EXERCISE GOAL -
Tally every line featuring "your", then give that tally alone.

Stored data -
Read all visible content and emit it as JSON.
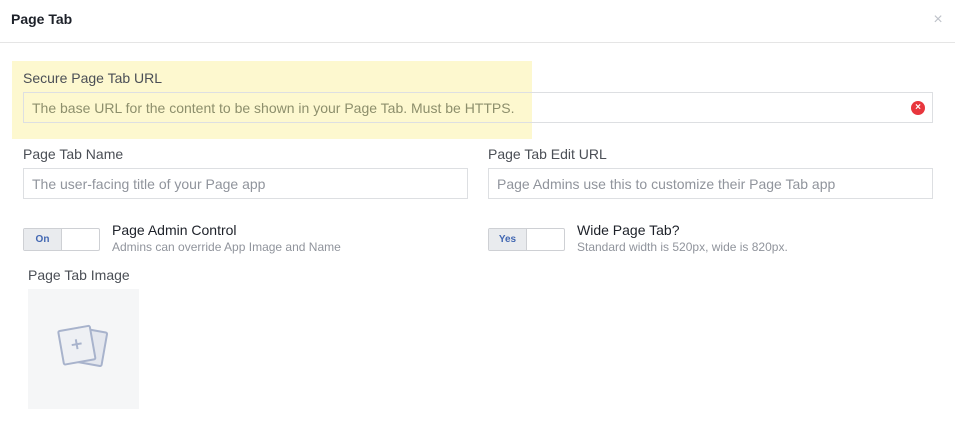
{
  "dialog": {
    "title": "Page Tab",
    "close_glyph": "×"
  },
  "secure_url": {
    "label": "Secure Page Tab URL",
    "placeholder": "The base URL for the content to be shown in your Page Tab. Must be HTTPS.",
    "error_glyph": "×"
  },
  "tab_name": {
    "label": "Page Tab Name",
    "placeholder": "The user-facing title of your Page app"
  },
  "edit_url": {
    "label": "Page Tab Edit URL",
    "placeholder": "Page Admins use this to customize their Page Tab app"
  },
  "admin_control": {
    "toggle_label": "On",
    "title": "Page Admin Control",
    "subtitle": "Admins can override App Image and Name"
  },
  "wide_tab": {
    "toggle_label": "Yes",
    "title": "Wide Page Tab?",
    "subtitle": "Standard width is 520px, wide is 820px."
  },
  "tab_image": {
    "label": "Page Tab Image"
  },
  "colors": {
    "highlight": "#fdf8cf",
    "error": "#e8363d",
    "toggle_text": "#4267b2"
  },
  "icons": [
    "close-icon",
    "error-icon",
    "image-upload-icon"
  ]
}
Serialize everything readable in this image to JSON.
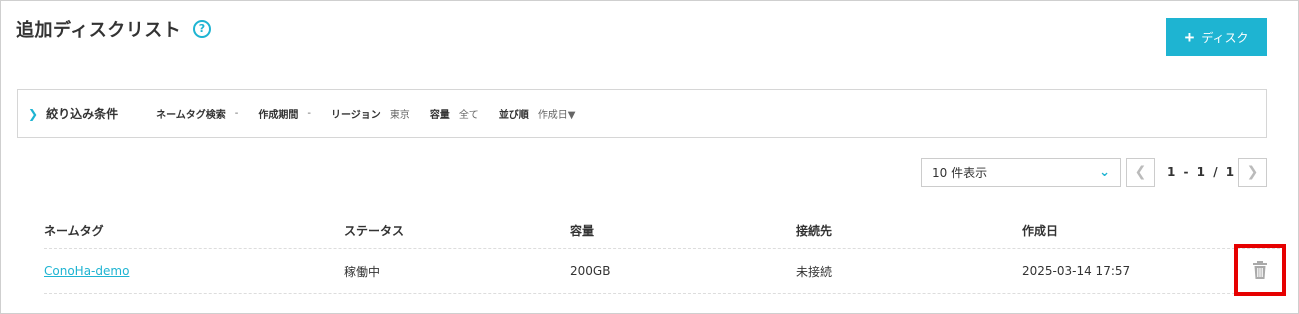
{
  "header": {
    "title": "追加ディスクリスト",
    "help_glyph": "?",
    "add_button_label": "ディスク",
    "add_button_glyph": "+"
  },
  "filter": {
    "title": "絞り込み条件",
    "items": [
      {
        "label": "ネームタグ検索",
        "value": "-"
      },
      {
        "label": "作成期間",
        "value": "-"
      },
      {
        "label": "リージョン",
        "value": "東京"
      },
      {
        "label": "容量",
        "value": "全て"
      },
      {
        "label": "並び順",
        "value": "作成日▼"
      }
    ]
  },
  "pagination": {
    "per_page": "10 件表示",
    "info": "1 - 1 / 1"
  },
  "table": {
    "headers": [
      "ネームタグ",
      "ステータス",
      "容量",
      "接続先",
      "作成日"
    ],
    "rows": [
      {
        "name": "ConoHa-demo",
        "status": "稼働中",
        "capacity": "200GB",
        "connection": "未接続",
        "created": "2025-03-14 17:57"
      }
    ]
  },
  "colors": {
    "accent": "#1eb4d2",
    "highlight": "#e60000"
  },
  "icons": {
    "help": "question-circle-icon",
    "add": "plus-icon",
    "filter_toggle": "chevron-right-icon",
    "select": "chevron-down-icon",
    "prev": "chevron-left-icon",
    "next": "chevron-right-icon",
    "delete": "trash-icon"
  }
}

FULL OUTPUT -
2